На форумах порой упоминали синдромы Патау и Эдвардса, после чего почти всегда следовало сообщение об аборте, так как младенец с такими хромосомными заболеваниями вряд ли прожил бы долго. Однако большинство разговоров и тревог вертелось вокруг более знакомого и распространенного синдрома Дауна: каково растить такого ребенка? Тонкий голосок в моей голове шептал, что синдром Дауна в любом случае не то, чего стоит опасаться, к тому же меня обнадеживали женщины на форумах, уверявшие: «Я была в группе риска, и у моего малыша нет никакого синдрома Дауна. Он прекрасен и совершенно здоров».
Разумеется, видя, как сильно беременные напуганы синдромом Дауна и как настойчиво Национальная служба здравоохранения Великобритании предлагает процедуру инвазивных тестов, я не могла не поддаться панике.
На 20-й неделе, после дополнительных УЗИ, включающих эхокардиографию плода (проверка сердца ребенка), мы узнали, что ждем мальчика и что все «прекрасно». Кардиолог посоветовал нам идти домой и наслаждаться беременностью.
Наконец-то я почувствовала себя в относительной безопасности. До этого дня после каждого УЗИ мы так боялись возможных осложнений, что неслись в больницу на метро. В это раннее утро нового года все было по-другому. Шел третий триместр, все было «прекрасно». Поэтому мы сели на автобус, будто хотели показать самим себе, что теперь не о чем тревожиться.
Когда мы прибыли в приемное отделение, меня и еще двух беременных осмотрели акушеры. Нам сообщили, что все в порядке, однако, судя по количеству сантиметров на измерительной ленте, я, предположительно, была на 35-й неделе, а не на 29-й. Но ведь с этой измерительной лентой так легко ошибиться! Подумав, не случилось ли у меня отслойки плаценты (ее отделения от матки), врачи решили оставить меня на ночь. Я впервые оказалась в больничной палате, поэтому, лежа в помещении с 20 другими беременными женщинами, скрытыми занавесками друг от друга, я не смогла уснуть и написала своему редактору, что приступлю к работе на следующий день.

----------------------------------------

ТРЕБУЕМОЕ ДЕЙСТВИЕ |
Перескажите в виде краткого списка абзац отрывка, начинающийся словами «Когда мы прибыли в приемное отделение», сохранив его основные факты. Записи для выполнения задания не нужны.

ЗАПИСИ НАБОРА ДАННЫХ |
----------------------------------------

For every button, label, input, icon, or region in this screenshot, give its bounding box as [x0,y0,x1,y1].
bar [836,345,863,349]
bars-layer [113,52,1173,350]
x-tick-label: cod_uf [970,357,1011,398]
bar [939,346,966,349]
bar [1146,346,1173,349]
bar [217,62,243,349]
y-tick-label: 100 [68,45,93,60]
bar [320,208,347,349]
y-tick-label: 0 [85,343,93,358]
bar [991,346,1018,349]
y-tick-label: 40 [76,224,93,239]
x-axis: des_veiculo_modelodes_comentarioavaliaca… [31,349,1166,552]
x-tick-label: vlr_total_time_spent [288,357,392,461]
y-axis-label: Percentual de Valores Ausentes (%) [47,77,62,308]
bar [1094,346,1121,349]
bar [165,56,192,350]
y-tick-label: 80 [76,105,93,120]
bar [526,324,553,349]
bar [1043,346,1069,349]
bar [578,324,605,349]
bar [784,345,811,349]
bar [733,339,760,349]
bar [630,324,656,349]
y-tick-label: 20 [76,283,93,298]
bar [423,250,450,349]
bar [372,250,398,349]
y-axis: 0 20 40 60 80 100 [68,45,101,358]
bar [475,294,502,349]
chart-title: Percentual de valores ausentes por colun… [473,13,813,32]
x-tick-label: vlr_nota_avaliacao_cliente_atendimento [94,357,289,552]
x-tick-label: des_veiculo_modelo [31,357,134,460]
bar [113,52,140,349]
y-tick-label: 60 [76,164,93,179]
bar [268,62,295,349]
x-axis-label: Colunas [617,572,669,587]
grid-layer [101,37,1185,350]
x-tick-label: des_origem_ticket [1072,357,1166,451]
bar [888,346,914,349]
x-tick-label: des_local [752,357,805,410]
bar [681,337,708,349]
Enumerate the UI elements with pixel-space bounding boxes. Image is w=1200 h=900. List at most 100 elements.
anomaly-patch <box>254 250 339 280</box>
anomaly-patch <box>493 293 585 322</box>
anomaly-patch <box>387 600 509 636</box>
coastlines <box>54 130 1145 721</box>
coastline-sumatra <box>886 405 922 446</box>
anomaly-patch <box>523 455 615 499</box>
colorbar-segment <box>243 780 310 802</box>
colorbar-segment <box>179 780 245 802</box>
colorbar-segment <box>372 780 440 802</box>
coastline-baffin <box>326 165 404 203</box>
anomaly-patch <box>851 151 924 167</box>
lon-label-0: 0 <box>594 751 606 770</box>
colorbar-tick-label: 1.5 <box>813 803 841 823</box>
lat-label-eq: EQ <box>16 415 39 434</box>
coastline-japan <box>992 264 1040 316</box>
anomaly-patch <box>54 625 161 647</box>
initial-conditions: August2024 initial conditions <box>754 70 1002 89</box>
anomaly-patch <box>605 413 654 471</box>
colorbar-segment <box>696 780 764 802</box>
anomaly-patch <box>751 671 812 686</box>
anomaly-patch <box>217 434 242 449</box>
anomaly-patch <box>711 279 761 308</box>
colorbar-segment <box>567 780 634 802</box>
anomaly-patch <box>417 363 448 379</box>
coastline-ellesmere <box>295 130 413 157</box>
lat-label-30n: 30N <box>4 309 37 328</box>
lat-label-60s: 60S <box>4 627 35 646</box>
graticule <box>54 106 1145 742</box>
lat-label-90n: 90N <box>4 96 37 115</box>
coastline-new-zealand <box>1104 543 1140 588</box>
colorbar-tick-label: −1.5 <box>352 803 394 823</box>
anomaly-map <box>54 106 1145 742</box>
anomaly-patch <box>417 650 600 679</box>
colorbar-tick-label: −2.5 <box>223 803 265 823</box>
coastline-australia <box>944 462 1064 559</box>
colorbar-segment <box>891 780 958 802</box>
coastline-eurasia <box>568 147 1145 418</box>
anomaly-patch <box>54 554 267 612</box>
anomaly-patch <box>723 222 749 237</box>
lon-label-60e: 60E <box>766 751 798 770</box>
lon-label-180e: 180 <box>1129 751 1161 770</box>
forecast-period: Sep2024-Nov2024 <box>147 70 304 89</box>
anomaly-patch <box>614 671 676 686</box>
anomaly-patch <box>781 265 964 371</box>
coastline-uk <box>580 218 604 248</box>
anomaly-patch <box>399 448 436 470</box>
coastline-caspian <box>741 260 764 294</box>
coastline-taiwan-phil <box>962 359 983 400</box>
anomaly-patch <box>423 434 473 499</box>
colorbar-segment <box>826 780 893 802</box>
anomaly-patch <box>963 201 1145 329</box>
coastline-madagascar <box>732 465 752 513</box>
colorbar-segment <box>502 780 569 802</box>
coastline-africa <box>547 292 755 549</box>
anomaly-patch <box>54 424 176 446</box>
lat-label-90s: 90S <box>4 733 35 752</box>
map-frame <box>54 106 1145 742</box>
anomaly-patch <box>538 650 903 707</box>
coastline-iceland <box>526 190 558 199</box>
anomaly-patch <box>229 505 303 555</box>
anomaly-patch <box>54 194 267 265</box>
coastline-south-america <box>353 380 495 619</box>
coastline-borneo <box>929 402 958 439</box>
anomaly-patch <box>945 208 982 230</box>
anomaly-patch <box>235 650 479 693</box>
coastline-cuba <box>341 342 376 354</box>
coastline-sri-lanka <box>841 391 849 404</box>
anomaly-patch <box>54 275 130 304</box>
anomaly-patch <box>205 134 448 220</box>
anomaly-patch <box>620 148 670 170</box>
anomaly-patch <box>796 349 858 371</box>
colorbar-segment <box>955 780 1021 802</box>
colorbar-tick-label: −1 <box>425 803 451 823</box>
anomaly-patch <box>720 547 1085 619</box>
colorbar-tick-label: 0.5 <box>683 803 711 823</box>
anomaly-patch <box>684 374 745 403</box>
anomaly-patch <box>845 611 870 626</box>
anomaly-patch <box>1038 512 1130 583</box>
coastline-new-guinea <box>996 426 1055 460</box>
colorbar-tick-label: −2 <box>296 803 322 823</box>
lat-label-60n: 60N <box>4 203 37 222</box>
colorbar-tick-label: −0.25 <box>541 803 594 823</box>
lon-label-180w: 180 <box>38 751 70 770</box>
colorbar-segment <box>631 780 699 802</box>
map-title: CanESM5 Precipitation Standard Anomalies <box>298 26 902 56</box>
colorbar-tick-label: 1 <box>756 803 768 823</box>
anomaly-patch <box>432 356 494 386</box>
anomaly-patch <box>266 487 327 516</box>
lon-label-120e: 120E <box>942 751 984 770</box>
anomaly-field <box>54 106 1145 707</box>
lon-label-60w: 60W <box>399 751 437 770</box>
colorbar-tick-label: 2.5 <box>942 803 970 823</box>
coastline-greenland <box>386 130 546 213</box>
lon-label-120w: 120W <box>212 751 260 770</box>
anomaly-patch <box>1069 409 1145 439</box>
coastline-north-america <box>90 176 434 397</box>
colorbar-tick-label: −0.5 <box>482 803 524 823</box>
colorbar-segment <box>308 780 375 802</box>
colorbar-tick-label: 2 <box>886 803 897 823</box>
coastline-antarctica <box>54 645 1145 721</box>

----------------------------------------

РЕШЕНИЕ ЗАДАНИЯ |
- В приемном отделении акушеры осмотрели рассказчицу и еще двух беременных и сообщили, что все в порядке.
- По измерительной ленте срок составил предположительно 35 недель, а не 29, хотя с этой лентой легко ошибиться.
- Заподозрив отслойку плаценты, врачи оставили ее на ночь.
- Впервые оказавшись в больничной палате, где лежали еще 20 беременных за занавесками, она не смогла уснуть и написала редактору, что приступит к работе на следующий день.